## [Work to complete]
Would you write out the listing verbatim and skip every picture in it?

## [Task input]
━━━━━━━━━━━━━━━━━━━━
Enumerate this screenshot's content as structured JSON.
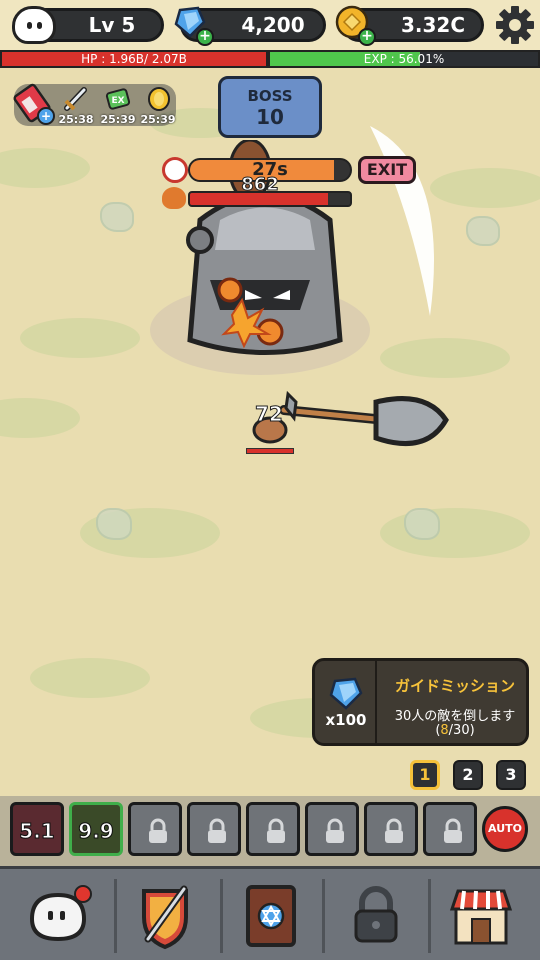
{
  "player": {
    "level_label": "Lv 5",
    "gems": "4,200",
    "gold": "3.32C"
  },
  "bars": {
    "hp_label": "HP : 1.96B/ 2.07B",
    "hp_fraction": 0.947,
    "exp_label": "EXP : 56.01%",
    "exp_fraction": 0.5601
  },
  "buffs": [
    {
      "icon": "sword-icon",
      "time": "25:38"
    },
    {
      "icon": "exp-scroll-icon",
      "time": "25:39"
    },
    {
      "icon": "gold-coin-icon",
      "time": "25:39"
    }
  ],
  "boss": {
    "badge_label": "BOSS",
    "stage": "10",
    "timer": "27s",
    "timer_fraction": 0.9,
    "hp_value": "862",
    "hp_fraction": 0.86,
    "exit_label": "EXIT"
  },
  "hero": {
    "level": "72"
  },
  "mission": {
    "reward": "x100",
    "title": "ガイドミッション",
    "description": "30人の敵を倒します",
    "progress_open": "(",
    "progress_current": "8",
    "progress_rest": "/30)"
  },
  "pages": [
    "1",
    "2",
    "3"
  ],
  "skills": [
    {
      "type": "skill",
      "value": "5.1"
    },
    {
      "type": "skill",
      "value": "9.9"
    },
    {
      "type": "locked"
    },
    {
      "type": "locked"
    },
    {
      "type": "locked"
    },
    {
      "type": "locked"
    },
    {
      "type": "locked"
    },
    {
      "type": "locked"
    }
  ],
  "auto_label": "AUTO",
  "nav": [
    {
      "icon": "character-icon"
    },
    {
      "icon": "equipment-shield-icon"
    },
    {
      "icon": "spellbook-icon"
    },
    {
      "icon": "lock-icon"
    },
    {
      "icon": "shop-icon"
    }
  ],
  "colors": {
    "hp": "#d8322c",
    "exp": "#4fc64c",
    "timer": "#f08a3c",
    "accent": "#f6c23a"
  }
}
━━━━━━━━━━━━━━━━━━━━
## [Finished exercise]
Enumerate this screenshot's content as structured JSON.
{
  "player": {
    "level_label": "Lv 5",
    "gems": "4,200",
    "gold": "3.32C"
  },
  "bars": {
    "hp_label": "HP : 1.96B/ 2.07B",
    "hp_fraction": 0.947,
    "exp_label": "EXP : 56.01%",
    "exp_fraction": 0.5601
  },
  "buffs": [
    {
      "icon": "sword-icon",
      "time": "25:38"
    },
    {
      "icon": "exp-scroll-icon",
      "time": "25:39"
    },
    {
      "icon": "gold-coin-icon",
      "time": "25:39"
    }
  ],
  "boss": {
    "badge_label": "BOSS",
    "stage": "10",
    "timer": "27s",
    "timer_fraction": 0.9,
    "hp_value": "862",
    "hp_fraction": 0.86,
    "exit_label": "EXIT"
  },
  "hero": {
    "level": "72"
  },
  "mission": {
    "reward": "x100",
    "title": "ガイドミッション",
    "description": "30人の敵を倒します",
    "progress_open": "(",
    "progress_current": "8",
    "progress_rest": "/30)"
  },
  "pages": [
    "1",
    "2",
    "3"
  ],
  "skills": [
    {
      "type": "skill",
      "value": "5.1"
    },
    {
      "type": "skill",
      "value": "9.9"
    },
    {
      "type": "locked"
    },
    {
      "type": "locked"
    },
    {
      "type": "locked"
    },
    {
      "type": "locked"
    },
    {
      "type": "locked"
    },
    {
      "type": "locked"
    }
  ],
  "auto_label": "AUTO",
  "nav": [
    {
      "icon": "character-icon"
    },
    {
      "icon": "equipment-shield-icon"
    },
    {
      "icon": "spellbook-icon"
    },
    {
      "icon": "lock-icon"
    },
    {
      "icon": "shop-icon"
    }
  ],
  "colors": {
    "hp": "#d8322c",
    "exp": "#4fc64c",
    "timer": "#f08a3c",
    "accent": "#f6c23a"
  }
}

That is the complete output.